In any case, when you are out of the scope of the original API, you should take a deep look at the source code to be sure that your Use Case will make sense.

targets: Must be one of the following: a tf.Tensor or a np.ndarray.

Info

targets should be a one hot encoding of the output you want an explanation of!

  • - Therefore, targets's shape must match: \((N, outputs\_size)\)
    • - \(N\) is the number of inputs
    • - \(outputs\_size\) is the number of outputs
  • - For a classification task, the \(1\) value should be on the class of interest's (and only this one) index on the outputs. For example, I have three classes ('dogs, 'cats', 'fish') and a classifier with three outputs (the probability to belong to each class). I have an image of a fish and I want to know why my model think it is a fish. Then, the corresponding target of my image will be \([0, 0, 1]\)

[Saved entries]
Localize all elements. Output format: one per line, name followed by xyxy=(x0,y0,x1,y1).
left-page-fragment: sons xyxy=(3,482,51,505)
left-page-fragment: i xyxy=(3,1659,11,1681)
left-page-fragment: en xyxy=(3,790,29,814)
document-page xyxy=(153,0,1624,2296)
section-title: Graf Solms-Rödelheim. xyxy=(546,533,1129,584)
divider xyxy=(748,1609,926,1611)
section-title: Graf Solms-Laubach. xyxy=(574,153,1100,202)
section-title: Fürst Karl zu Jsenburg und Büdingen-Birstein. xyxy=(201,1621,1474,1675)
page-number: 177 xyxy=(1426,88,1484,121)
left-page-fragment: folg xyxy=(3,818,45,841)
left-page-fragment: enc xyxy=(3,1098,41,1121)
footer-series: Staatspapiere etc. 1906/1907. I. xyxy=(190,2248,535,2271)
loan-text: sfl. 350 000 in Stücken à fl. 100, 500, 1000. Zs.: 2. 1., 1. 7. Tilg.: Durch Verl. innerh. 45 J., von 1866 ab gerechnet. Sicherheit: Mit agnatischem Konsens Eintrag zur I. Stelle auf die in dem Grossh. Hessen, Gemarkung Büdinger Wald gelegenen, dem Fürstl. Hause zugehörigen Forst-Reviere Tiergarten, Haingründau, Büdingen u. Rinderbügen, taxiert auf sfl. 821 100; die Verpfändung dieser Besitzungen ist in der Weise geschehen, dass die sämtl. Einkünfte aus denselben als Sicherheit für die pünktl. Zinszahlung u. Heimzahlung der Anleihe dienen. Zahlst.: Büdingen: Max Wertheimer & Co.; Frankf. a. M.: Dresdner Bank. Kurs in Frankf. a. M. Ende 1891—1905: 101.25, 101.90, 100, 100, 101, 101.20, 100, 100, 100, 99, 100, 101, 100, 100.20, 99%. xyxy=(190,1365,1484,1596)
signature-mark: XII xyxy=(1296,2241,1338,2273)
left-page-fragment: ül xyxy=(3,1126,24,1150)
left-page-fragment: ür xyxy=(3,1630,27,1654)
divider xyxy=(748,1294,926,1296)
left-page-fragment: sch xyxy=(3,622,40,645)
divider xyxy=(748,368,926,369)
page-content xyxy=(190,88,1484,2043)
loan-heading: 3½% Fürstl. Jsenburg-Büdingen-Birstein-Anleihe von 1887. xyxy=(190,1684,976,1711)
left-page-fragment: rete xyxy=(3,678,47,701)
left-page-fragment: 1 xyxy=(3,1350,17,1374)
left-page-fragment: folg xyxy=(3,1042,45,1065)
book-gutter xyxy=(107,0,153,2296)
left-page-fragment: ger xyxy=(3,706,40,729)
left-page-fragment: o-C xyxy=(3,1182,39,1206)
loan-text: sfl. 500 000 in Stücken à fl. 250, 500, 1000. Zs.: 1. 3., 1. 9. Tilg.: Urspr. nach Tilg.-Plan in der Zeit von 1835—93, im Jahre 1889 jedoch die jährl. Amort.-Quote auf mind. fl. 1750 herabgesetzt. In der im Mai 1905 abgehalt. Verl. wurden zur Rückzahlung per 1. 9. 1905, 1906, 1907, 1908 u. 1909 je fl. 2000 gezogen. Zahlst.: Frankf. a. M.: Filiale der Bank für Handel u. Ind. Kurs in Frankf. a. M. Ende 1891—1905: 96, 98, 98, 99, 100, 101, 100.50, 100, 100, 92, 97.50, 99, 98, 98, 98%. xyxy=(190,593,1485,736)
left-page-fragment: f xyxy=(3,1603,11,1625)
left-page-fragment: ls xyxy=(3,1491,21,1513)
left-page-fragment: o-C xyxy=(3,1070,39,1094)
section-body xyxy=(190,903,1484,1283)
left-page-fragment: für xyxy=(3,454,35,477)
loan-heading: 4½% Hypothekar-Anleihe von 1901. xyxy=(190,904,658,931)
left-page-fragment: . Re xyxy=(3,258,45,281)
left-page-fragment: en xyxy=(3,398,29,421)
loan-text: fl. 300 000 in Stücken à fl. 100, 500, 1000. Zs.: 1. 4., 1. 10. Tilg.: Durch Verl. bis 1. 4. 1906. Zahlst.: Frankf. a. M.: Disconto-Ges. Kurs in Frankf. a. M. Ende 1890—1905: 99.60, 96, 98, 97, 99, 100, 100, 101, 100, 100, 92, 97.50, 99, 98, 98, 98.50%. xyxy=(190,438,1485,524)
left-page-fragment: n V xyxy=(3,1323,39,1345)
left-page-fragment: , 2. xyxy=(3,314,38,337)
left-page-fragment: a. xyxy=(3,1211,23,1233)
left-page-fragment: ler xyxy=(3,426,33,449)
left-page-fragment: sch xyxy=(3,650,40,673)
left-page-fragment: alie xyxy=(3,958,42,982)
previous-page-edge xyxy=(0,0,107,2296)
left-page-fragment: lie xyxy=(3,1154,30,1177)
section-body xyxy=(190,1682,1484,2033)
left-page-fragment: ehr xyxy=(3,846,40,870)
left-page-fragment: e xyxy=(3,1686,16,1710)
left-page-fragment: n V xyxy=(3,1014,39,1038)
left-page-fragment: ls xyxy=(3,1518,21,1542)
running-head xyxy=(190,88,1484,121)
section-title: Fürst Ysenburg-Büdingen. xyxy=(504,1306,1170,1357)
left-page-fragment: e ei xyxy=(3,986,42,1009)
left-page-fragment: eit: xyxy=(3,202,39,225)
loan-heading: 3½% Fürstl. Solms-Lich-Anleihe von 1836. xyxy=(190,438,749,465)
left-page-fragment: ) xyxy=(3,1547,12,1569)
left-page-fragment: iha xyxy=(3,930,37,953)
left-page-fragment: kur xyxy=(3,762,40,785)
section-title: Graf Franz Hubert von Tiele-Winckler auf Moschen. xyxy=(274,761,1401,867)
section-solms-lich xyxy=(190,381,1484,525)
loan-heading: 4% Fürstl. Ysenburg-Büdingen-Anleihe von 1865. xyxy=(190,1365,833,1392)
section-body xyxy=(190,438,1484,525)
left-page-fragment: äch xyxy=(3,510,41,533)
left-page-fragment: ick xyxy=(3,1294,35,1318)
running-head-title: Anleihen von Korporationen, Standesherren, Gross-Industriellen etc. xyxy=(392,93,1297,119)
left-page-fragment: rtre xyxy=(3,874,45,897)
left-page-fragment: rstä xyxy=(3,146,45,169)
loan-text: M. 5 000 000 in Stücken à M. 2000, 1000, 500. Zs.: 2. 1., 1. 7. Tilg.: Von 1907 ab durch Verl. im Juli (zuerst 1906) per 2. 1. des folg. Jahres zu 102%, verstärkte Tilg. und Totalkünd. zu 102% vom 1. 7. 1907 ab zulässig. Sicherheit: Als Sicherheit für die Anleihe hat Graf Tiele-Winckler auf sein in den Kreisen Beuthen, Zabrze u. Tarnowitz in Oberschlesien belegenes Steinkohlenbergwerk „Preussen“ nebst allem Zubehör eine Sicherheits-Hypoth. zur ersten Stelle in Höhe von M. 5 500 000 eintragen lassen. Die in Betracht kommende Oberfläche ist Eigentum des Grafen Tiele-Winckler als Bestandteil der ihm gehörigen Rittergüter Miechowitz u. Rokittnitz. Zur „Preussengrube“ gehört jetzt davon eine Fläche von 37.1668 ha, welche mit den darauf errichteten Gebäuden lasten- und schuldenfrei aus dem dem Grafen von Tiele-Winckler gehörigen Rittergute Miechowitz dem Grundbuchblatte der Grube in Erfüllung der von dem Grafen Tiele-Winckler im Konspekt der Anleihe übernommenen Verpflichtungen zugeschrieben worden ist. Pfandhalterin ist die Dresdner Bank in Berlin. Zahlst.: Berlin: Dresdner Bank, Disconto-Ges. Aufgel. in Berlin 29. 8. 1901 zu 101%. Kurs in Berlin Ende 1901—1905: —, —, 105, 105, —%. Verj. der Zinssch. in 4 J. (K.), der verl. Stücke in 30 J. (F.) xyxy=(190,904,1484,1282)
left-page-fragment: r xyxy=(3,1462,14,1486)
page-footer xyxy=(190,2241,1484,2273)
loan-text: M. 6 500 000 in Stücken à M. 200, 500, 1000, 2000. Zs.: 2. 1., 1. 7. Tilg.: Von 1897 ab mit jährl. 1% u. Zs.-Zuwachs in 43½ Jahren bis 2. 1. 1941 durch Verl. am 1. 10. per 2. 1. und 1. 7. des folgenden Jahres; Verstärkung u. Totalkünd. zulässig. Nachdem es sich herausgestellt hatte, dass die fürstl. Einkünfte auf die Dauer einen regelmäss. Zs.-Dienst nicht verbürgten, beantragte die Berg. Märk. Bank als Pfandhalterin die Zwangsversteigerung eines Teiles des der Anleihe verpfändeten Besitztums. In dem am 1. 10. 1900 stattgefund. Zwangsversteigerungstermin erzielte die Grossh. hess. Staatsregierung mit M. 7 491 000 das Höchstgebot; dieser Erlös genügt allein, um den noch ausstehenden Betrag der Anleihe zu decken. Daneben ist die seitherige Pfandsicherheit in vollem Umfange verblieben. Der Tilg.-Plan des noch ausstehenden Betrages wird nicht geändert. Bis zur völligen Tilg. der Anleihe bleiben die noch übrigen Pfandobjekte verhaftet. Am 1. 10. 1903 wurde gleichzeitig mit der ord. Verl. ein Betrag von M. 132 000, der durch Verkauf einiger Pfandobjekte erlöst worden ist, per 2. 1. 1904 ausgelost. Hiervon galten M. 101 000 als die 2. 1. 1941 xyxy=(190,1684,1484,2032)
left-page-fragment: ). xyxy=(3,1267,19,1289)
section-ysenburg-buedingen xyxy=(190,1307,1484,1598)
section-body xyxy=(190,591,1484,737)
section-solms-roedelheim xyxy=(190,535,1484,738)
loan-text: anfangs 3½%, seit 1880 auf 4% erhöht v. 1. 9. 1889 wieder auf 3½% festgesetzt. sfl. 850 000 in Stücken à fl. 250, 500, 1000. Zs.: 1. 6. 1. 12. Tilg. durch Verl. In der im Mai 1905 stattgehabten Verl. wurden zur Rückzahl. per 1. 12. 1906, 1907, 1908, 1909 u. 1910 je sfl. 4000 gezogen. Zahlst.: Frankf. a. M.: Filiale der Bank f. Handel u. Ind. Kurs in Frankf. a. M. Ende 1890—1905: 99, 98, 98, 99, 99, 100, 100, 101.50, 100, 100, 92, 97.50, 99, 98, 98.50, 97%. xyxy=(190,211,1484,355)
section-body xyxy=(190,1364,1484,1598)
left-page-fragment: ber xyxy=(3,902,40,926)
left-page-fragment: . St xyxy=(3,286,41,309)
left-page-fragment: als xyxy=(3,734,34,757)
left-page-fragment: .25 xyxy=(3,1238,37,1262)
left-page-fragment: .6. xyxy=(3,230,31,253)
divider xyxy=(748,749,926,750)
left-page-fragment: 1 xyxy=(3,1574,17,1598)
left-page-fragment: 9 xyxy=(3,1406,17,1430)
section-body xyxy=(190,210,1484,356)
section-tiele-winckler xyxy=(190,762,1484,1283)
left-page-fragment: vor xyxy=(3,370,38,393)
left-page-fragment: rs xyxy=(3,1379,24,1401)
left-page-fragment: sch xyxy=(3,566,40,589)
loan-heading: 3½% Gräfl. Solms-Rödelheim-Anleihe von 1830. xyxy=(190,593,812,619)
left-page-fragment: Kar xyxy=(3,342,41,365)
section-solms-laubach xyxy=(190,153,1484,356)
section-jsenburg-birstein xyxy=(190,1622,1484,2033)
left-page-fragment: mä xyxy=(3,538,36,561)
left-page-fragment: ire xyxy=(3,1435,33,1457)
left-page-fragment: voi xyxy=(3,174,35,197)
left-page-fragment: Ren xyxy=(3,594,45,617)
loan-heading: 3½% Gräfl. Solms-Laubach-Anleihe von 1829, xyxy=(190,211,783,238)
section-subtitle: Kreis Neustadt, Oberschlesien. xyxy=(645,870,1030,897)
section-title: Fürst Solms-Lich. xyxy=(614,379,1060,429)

→ Exercise directions
In the source passage's three-class example, what is the target for the fish image?

→ Task answer
[0, 0, 1]